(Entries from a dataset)
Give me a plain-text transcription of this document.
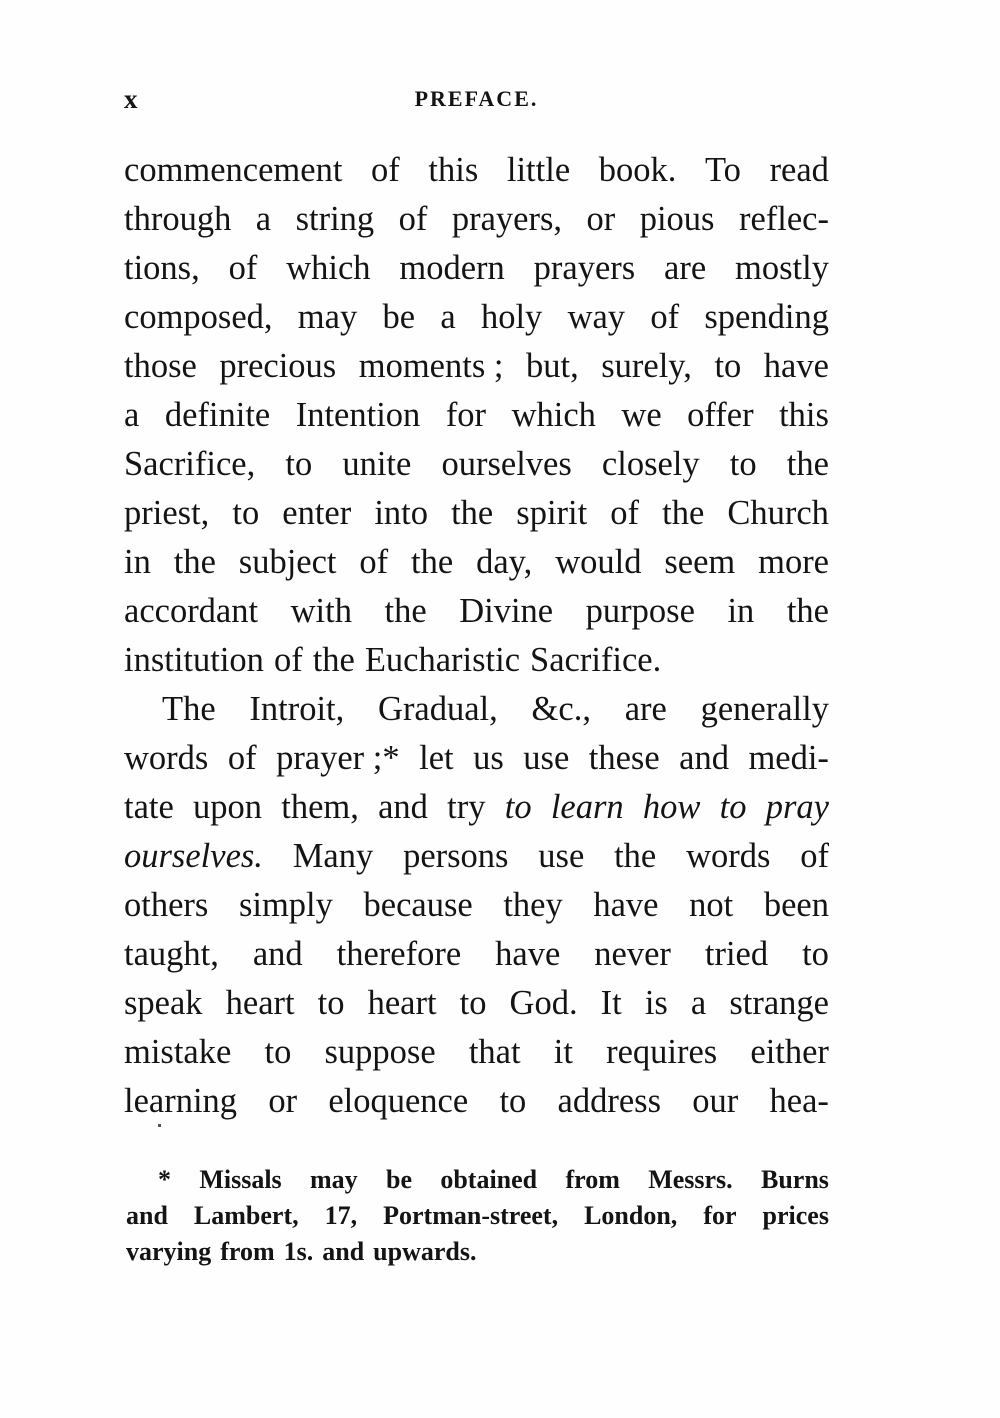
x	PREFACE.
commencement of this little book. To read
through a string of prayers, or pious reflec-
tions, of which modern prayers are mostly
composed, may be a holy way of spending
those precious moments ; but, surely, to have
a definite Intention for which we offer this
Sacrifice, to unite ourselves closely to the
priest, to enter into the spirit of the Church
in the subject of the day, would seem more
accordant with the Divine purpose in the
institution of the Eucharistic Sacrifice.
The Introit, Gradual, &c., are generally
words of prayer ;* let us use these and medi-
tate upon them, and try to learn how to pray
ourselves. Many persons use the words of
others simply because they have not been
taught, and therefore have never tried to
speak heart to heart to God. It is a strange
mistake to suppose that it requires either
learning or eloquence to address our hea-
* Missals may be obtained from Messrs. Burns
and Lambert, 17, Portman-street, London, for prices
varying from 1s. and upwards.
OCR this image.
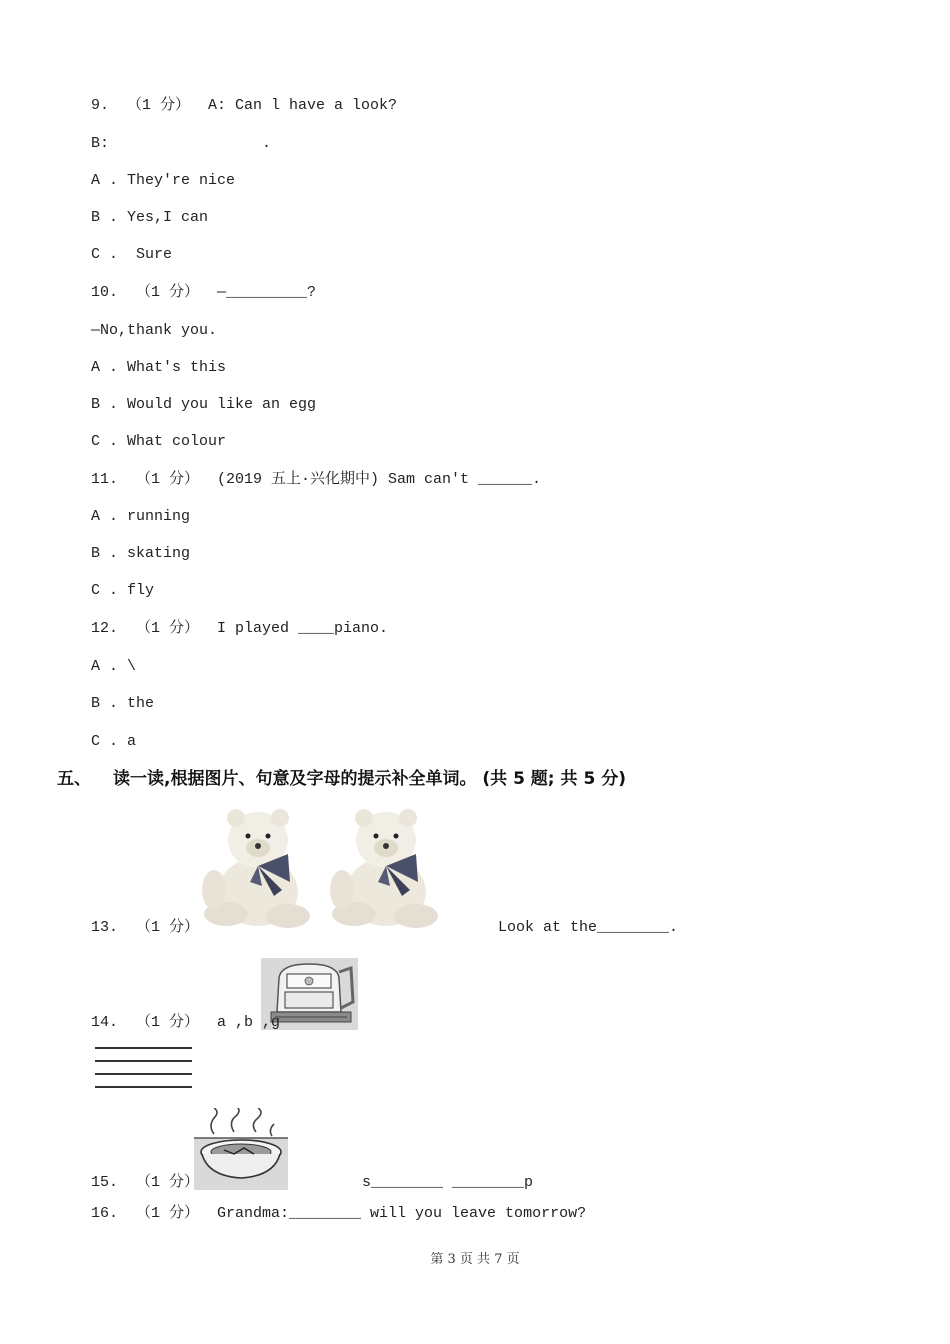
9.  （1 分）  A: Can l have a look?
B:                 .
A . They're nice
B . Yes,I can
C .  Sure
10.  （1 分）  —_________?
—No,thank you.
A . What's this
B . Would you like an egg
C . What colour
11.  （1 分）  (2019 五上·兴化期中) Sam can't ______.
A . running
B . skating
C . fly
12.  （1 分）  I played ____piano.
A . \
B . the
C . a
五、 读一读,根据图片、句意及字母的提示补全单词。 (共 5 题; 共 5 分)
13.  （1 分）	Look at the________.
14.  （1 分）  a ,b ,g
15.  （1 分）	s________ ________p
16.  （1 分）  Grandma:________ will you leave tomorrow?
第 3 页 共 7 页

To do ▸ Copy all the lines of data exactly as they appear, dropping any images.

Answer to this problem ▸
Give me a plain-text transcription of this document.
x	PREFACE.
commencement of this little book. To read
through a string of prayers, or pious reflec-
tions, of which modern prayers are mostly
composed, may be a holy way of spending
those precious moments ; but, surely, to have
a definite Intention for which we offer this
Sacrifice, to unite ourselves closely to the
priest, to enter into the spirit of the Church
in the subject of the day, would seem more
accordant with the Divine purpose in the
institution of the Eucharistic Sacrifice.
The Introit, Gradual, &c., are generally
words of prayer ;* let us use these and medi-
tate upon them, and try to learn how to pray
ourselves. Many persons use the words of
others simply because they have not been
taught, and therefore have never tried to
speak heart to heart to God. It is a strange
mistake to suppose that it requires either
learning or eloquence to address our hea-
* Missals may be obtained from Messrs. Burns
and Lambert, 17, Portman-street, London, for prices
varying from 1s. and upwards.
OCR this image.
9.  （1 分）  A: Can l have a look?
B:                 .
A . They're nice
B . Yes,I can
C .  Sure
10.  （1 分）  —_________?
—No,thank you.
A . What's this
B . Would you like an egg
C . What colour
11.  （1 分）  (2019 五上·兴化期中) Sam can't ______.
A . running
B . skating
C . fly
12.  （1 分）  I played ____piano.
A . \
B . the
C . a
五、 读一读,根据图片、句意及字母的提示补全单词。 (共 5 题; 共 5 分)
13.  （1 分）	Look at the________.
14.  （1 分）  a ,b ,g
15.  （1 分）	s________ ________p
16.  （1 分）  Grandma:________ will you leave tomorrow?
第 3 页 共 7 页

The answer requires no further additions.